--- start of Provided records ---
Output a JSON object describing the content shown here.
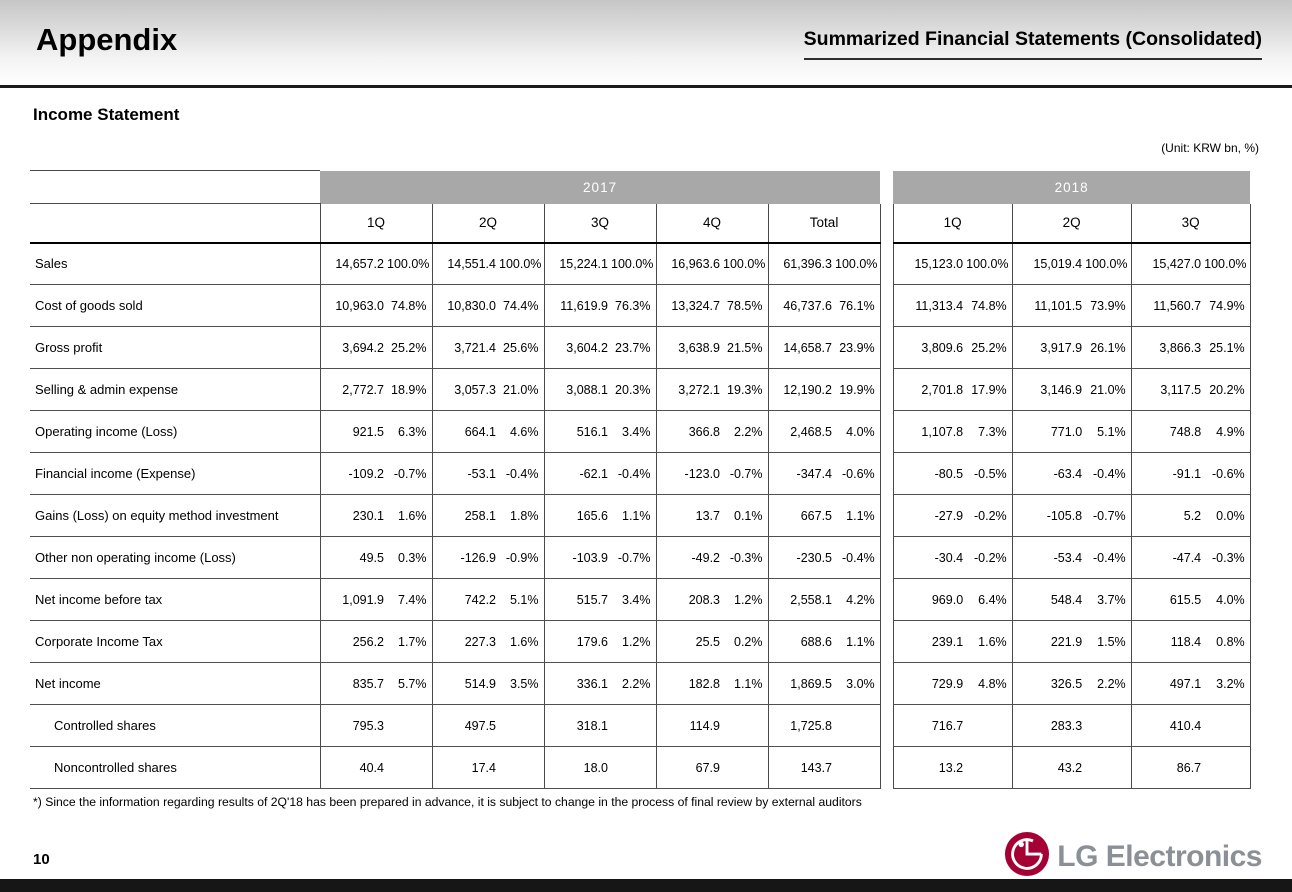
{
  "header": {
    "title": "Appendix",
    "subtitle": "Summarized Financial Statements (Consolidated)"
  },
  "section_title": "Income Statement",
  "unit_label": "(Unit: KRW bn, %)",
  "table": {
    "year_groups": [
      {
        "label": "2017",
        "quarters": [
          "1Q",
          "2Q",
          "3Q",
          "4Q",
          "Total"
        ]
      },
      {
        "label": "2018",
        "quarters": [
          "1Q",
          "2Q",
          "3Q"
        ]
      }
    ],
    "rows": [
      {
        "label": "Sales",
        "indent": false,
        "cells_2017": [
          [
            "14,657.2",
            "100.0%"
          ],
          [
            "14,551.4",
            "100.0%"
          ],
          [
            "15,224.1",
            "100.0%"
          ],
          [
            "16,963.6",
            "100.0%"
          ],
          [
            "61,396.3",
            "100.0%"
          ]
        ],
        "cells_2018": [
          [
            "15,123.0",
            "100.0%"
          ],
          [
            "15,019.4",
            "100.0%"
          ],
          [
            "15,427.0",
            "100.0%"
          ]
        ]
      },
      {
        "label": "Cost of goods sold",
        "indent": false,
        "cells_2017": [
          [
            "10,963.0",
            "74.8%"
          ],
          [
            "10,830.0",
            "74.4%"
          ],
          [
            "11,619.9",
            "76.3%"
          ],
          [
            "13,324.7",
            "78.5%"
          ],
          [
            "46,737.6",
            "76.1%"
          ]
        ],
        "cells_2018": [
          [
            "11,313.4",
            "74.8%"
          ],
          [
            "11,101.5",
            "73.9%"
          ],
          [
            "11,560.7",
            "74.9%"
          ]
        ]
      },
      {
        "label": "Gross profit",
        "indent": false,
        "cells_2017": [
          [
            "3,694.2",
            "25.2%"
          ],
          [
            "3,721.4",
            "25.6%"
          ],
          [
            "3,604.2",
            "23.7%"
          ],
          [
            "3,638.9",
            "21.5%"
          ],
          [
            "14,658.7",
            "23.9%"
          ]
        ],
        "cells_2018": [
          [
            "3,809.6",
            "25.2%"
          ],
          [
            "3,917.9",
            "26.1%"
          ],
          [
            "3,866.3",
            "25.1%"
          ]
        ]
      },
      {
        "label": "Selling & admin expense",
        "indent": false,
        "cells_2017": [
          [
            "2,772.7",
            "18.9%"
          ],
          [
            "3,057.3",
            "21.0%"
          ],
          [
            "3,088.1",
            "20.3%"
          ],
          [
            "3,272.1",
            "19.3%"
          ],
          [
            "12,190.2",
            "19.9%"
          ]
        ],
        "cells_2018": [
          [
            "2,701.8",
            "17.9%"
          ],
          [
            "3,146.9",
            "21.0%"
          ],
          [
            "3,117.5",
            "20.2%"
          ]
        ]
      },
      {
        "label": "Operating income (Loss)",
        "indent": false,
        "cells_2017": [
          [
            "921.5",
            "6.3%"
          ],
          [
            "664.1",
            "4.6%"
          ],
          [
            "516.1",
            "3.4%"
          ],
          [
            "366.8",
            "2.2%"
          ],
          [
            "2,468.5",
            "4.0%"
          ]
        ],
        "cells_2018": [
          [
            "1,107.8",
            "7.3%"
          ],
          [
            "771.0",
            "5.1%"
          ],
          [
            "748.8",
            "4.9%"
          ]
        ]
      },
      {
        "label": "Financial income (Expense)",
        "indent": false,
        "cells_2017": [
          [
            "-109.2",
            "-0.7%"
          ],
          [
            "-53.1",
            "-0.4%"
          ],
          [
            "-62.1",
            "-0.4%"
          ],
          [
            "-123.0",
            "-0.7%"
          ],
          [
            "-347.4",
            "-0.6%"
          ]
        ],
        "cells_2018": [
          [
            "-80.5",
            "-0.5%"
          ],
          [
            "-63.4",
            "-0.4%"
          ],
          [
            "-91.1",
            "-0.6%"
          ]
        ]
      },
      {
        "label": "Gains (Loss) on equity method investment",
        "indent": false,
        "cells_2017": [
          [
            "230.1",
            "1.6%"
          ],
          [
            "258.1",
            "1.8%"
          ],
          [
            "165.6",
            "1.1%"
          ],
          [
            "13.7",
            "0.1%"
          ],
          [
            "667.5",
            "1.1%"
          ]
        ],
        "cells_2018": [
          [
            "-27.9",
            "-0.2%"
          ],
          [
            "-105.8",
            "-0.7%"
          ],
          [
            "5.2",
            "0.0%"
          ]
        ]
      },
      {
        "label": "Other non operating income (Loss)",
        "indent": false,
        "cells_2017": [
          [
            "49.5",
            "0.3%"
          ],
          [
            "-126.9",
            "-0.9%"
          ],
          [
            "-103.9",
            "-0.7%"
          ],
          [
            "-49.2",
            "-0.3%"
          ],
          [
            "-230.5",
            "-0.4%"
          ]
        ],
        "cells_2018": [
          [
            "-30.4",
            "-0.2%"
          ],
          [
            "-53.4",
            "-0.4%"
          ],
          [
            "-47.4",
            "-0.3%"
          ]
        ]
      },
      {
        "label": "Net income before tax",
        "indent": false,
        "cells_2017": [
          [
            "1,091.9",
            "7.4%"
          ],
          [
            "742.2",
            "5.1%"
          ],
          [
            "515.7",
            "3.4%"
          ],
          [
            "208.3",
            "1.2%"
          ],
          [
            "2,558.1",
            "4.2%"
          ]
        ],
        "cells_2018": [
          [
            "969.0",
            "6.4%"
          ],
          [
            "548.4",
            "3.7%"
          ],
          [
            "615.5",
            "4.0%"
          ]
        ]
      },
      {
        "label": "Corporate Income Tax",
        "indent": false,
        "cells_2017": [
          [
            "256.2",
            "1.7%"
          ],
          [
            "227.3",
            "1.6%"
          ],
          [
            "179.6",
            "1.2%"
          ],
          [
            "25.5",
            "0.2%"
          ],
          [
            "688.6",
            "1.1%"
          ]
        ],
        "cells_2018": [
          [
            "239.1",
            "1.6%"
          ],
          [
            "221.9",
            "1.5%"
          ],
          [
            "118.4",
            "0.8%"
          ]
        ]
      },
      {
        "label": "Net income",
        "indent": false,
        "cells_2017": [
          [
            "835.7",
            "5.7%"
          ],
          [
            "514.9",
            "3.5%"
          ],
          [
            "336.1",
            "2.2%"
          ],
          [
            "182.8",
            "1.1%"
          ],
          [
            "1,869.5",
            "3.0%"
          ]
        ],
        "cells_2018": [
          [
            "729.9",
            "4.8%"
          ],
          [
            "326.5",
            "2.2%"
          ],
          [
            "497.1",
            "3.2%"
          ]
        ]
      },
      {
        "label": "Controlled shares",
        "indent": true,
        "cells_2017": [
          [
            "795.3",
            ""
          ],
          [
            "497.5",
            ""
          ],
          [
            "318.1",
            ""
          ],
          [
            "114.9",
            ""
          ],
          [
            "1,725.8",
            ""
          ]
        ],
        "cells_2018": [
          [
            "716.7",
            ""
          ],
          [
            "283.3",
            ""
          ],
          [
            "410.4",
            ""
          ]
        ]
      },
      {
        "label": "Noncontrolled shares",
        "indent": true,
        "cells_2017": [
          [
            "40.4",
            ""
          ],
          [
            "17.4",
            ""
          ],
          [
            "18.0",
            ""
          ],
          [
            "67.9",
            ""
          ],
          [
            "143.7",
            ""
          ]
        ],
        "cells_2018": [
          [
            "13.2",
            ""
          ],
          [
            "43.2",
            ""
          ],
          [
            "86.7",
            ""
          ]
        ]
      }
    ]
  },
  "footnote": "*) Since the information regarding results of 2Q'18 has been prepared in advance, it is subject to change in the process of final review by external auditors",
  "footer": {
    "page_number": "10",
    "logo_text": "LG Electronics",
    "logo_color": "#a50034"
  }
}
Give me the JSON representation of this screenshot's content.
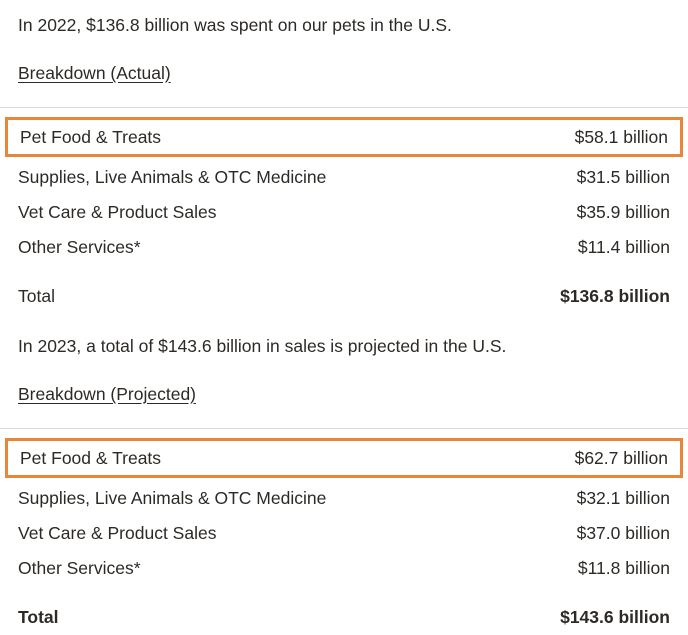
{
  "colors": {
    "text": "#2d2a26",
    "highlight_border": "#e8873b",
    "divider": "#d9d9d9"
  },
  "sections": [
    {
      "intro": "In 2022, $136.8 billion was spent on our pets in the U.S.",
      "heading": "Breakdown (Actual)",
      "rows": [
        {
          "label": "Pet Food & Treats",
          "value": "$58.1 billion",
          "highlighted": true
        },
        {
          "label": "Supplies, Live Animals & OTC Medicine",
          "value": "$31.5 billion",
          "highlighted": false
        },
        {
          "label": "Vet Care & Product Sales",
          "value": "$35.9 billion",
          "highlighted": false
        },
        {
          "label": "Other Services*",
          "value": "$11.4 billion",
          "highlighted": false
        }
      ],
      "total": {
        "label": "Total",
        "value": "$136.8 billion"
      }
    },
    {
      "intro": "In 2023, a total of $143.6 billion in sales is projected in the U.S.",
      "heading": "Breakdown (Projected)",
      "rows": [
        {
          "label": "Pet Food & Treats",
          "value": "$62.7 billion",
          "highlighted": true
        },
        {
          "label": "Supplies, Live Animals & OTC Medicine",
          "value": "$32.1 billion",
          "highlighted": false
        },
        {
          "label": "Vet Care & Product Sales",
          "value": "$37.0 billion",
          "highlighted": false
        },
        {
          "label": "Other Services*",
          "value": "$11.8 billion",
          "highlighted": false
        }
      ],
      "total": {
        "label": "Total",
        "value": "$143.6 billion"
      }
    }
  ]
}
--- end of Provided records ---
Written instruction >>
Identify each line containing the string "value" and copy it out.

The response >>
          "value": "$58.1 billion",
          "value": "$31.5 billion",
          "value": "$35.9 billion",
          "value": "$11.4 billion",
        "value": "$136.8 billion"
          "value": "$62.7 billion",
          "value": "$32.1 billion",
          "value": "$37.0 billion",
          "value": "$11.8 billion",
        "value": "$143.6 billion"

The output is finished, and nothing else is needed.